** Begin Record set **

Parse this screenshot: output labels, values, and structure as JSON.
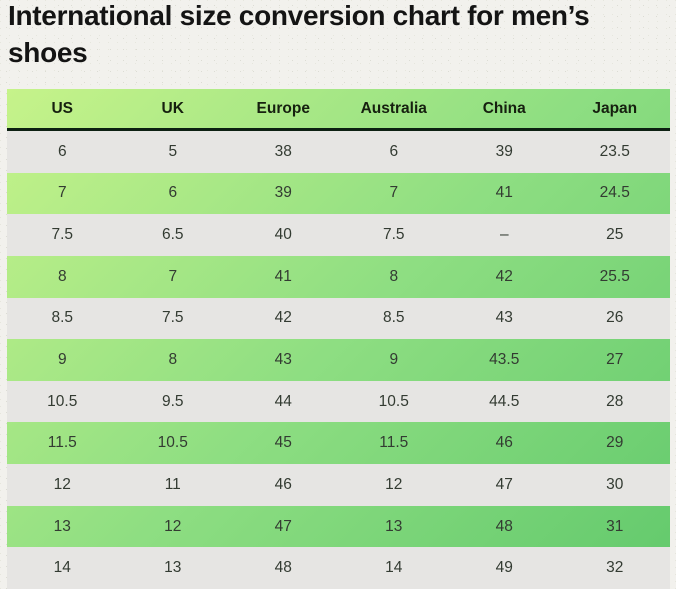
{
  "title": "International size conversion chart for men’s shoes",
  "chart_data": {
    "type": "table",
    "title": "International size conversion chart for men’s shoes",
    "columns": [
      "US",
      "UK",
      "Europe",
      "Australia",
      "China",
      "Japan"
    ],
    "rows": [
      [
        "6",
        "5",
        "38",
        "6",
        "39",
        "23.5"
      ],
      [
        "7",
        "6",
        "39",
        "7",
        "41",
        "24.5"
      ],
      [
        "7.5",
        "6.5",
        "40",
        "7.5",
        "–",
        "25"
      ],
      [
        "8",
        "7",
        "41",
        "8",
        "42",
        "25.5"
      ],
      [
        "8.5",
        "7.5",
        "42",
        "8.5",
        "43",
        "26"
      ],
      [
        "9",
        "8",
        "43",
        "9",
        "43.5",
        "27"
      ],
      [
        "10.5",
        "9.5",
        "44",
        "10.5",
        "44.5",
        "28"
      ],
      [
        "11.5",
        "10.5",
        "45",
        "11.5",
        "46",
        "29"
      ],
      [
        "12",
        "11",
        "46",
        "12",
        "47",
        "30"
      ],
      [
        "13",
        "12",
        "47",
        "13",
        "48",
        "31"
      ],
      [
        "14",
        "13",
        "48",
        "14",
        "49",
        "32"
      ]
    ],
    "layout_hints": {
      "row_striping": "odd rows gray, even rows green gradient",
      "header_separator": "dark 3px line"
    }
  },
  "colors": {
    "page_background": "#f2f1ed",
    "table_gradient_start": "#c6f38a",
    "table_gradient_mid": "#8ede82",
    "table_gradient_end": "#62c96c",
    "alt_row_gray": "#e6e5e3",
    "header_border": "#0d2012",
    "title_text": "#141414",
    "cell_text": "#333b32"
  }
}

** End Record set **

Task details: Retype every entry verbatim and exclude the pictures from the copy.

Task output:
Parse this screenshot: output labels, values, and structure as JSON.
{
  "title": "International size conversion chart for men’s shoes",
  "chart_data": {
    "type": "table",
    "title": "International size conversion chart for men’s shoes",
    "columns": [
      "US",
      "UK",
      "Europe",
      "Australia",
      "China",
      "Japan"
    ],
    "rows": [
      [
        "6",
        "5",
        "38",
        "6",
        "39",
        "23.5"
      ],
      [
        "7",
        "6",
        "39",
        "7",
        "41",
        "24.5"
      ],
      [
        "7.5",
        "6.5",
        "40",
        "7.5",
        "–",
        "25"
      ],
      [
        "8",
        "7",
        "41",
        "8",
        "42",
        "25.5"
      ],
      [
        "8.5",
        "7.5",
        "42",
        "8.5",
        "43",
        "26"
      ],
      [
        "9",
        "8",
        "43",
        "9",
        "43.5",
        "27"
      ],
      [
        "10.5",
        "9.5",
        "44",
        "10.5",
        "44.5",
        "28"
      ],
      [
        "11.5",
        "10.5",
        "45",
        "11.5",
        "46",
        "29"
      ],
      [
        "12",
        "11",
        "46",
        "12",
        "47",
        "30"
      ],
      [
        "13",
        "12",
        "47",
        "13",
        "48",
        "31"
      ],
      [
        "14",
        "13",
        "48",
        "14",
        "49",
        "32"
      ]
    ],
    "layout_hints": {
      "row_striping": "odd rows gray, even rows green gradient",
      "header_separator": "dark 3px line"
    }
  },
  "colors": {
    "page_background": "#f2f1ed",
    "table_gradient_start": "#c6f38a",
    "table_gradient_mid": "#8ede82",
    "table_gradient_end": "#62c96c",
    "alt_row_gray": "#e6e5e3",
    "header_border": "#0d2012",
    "title_text": "#141414",
    "cell_text": "#333b32"
  }
}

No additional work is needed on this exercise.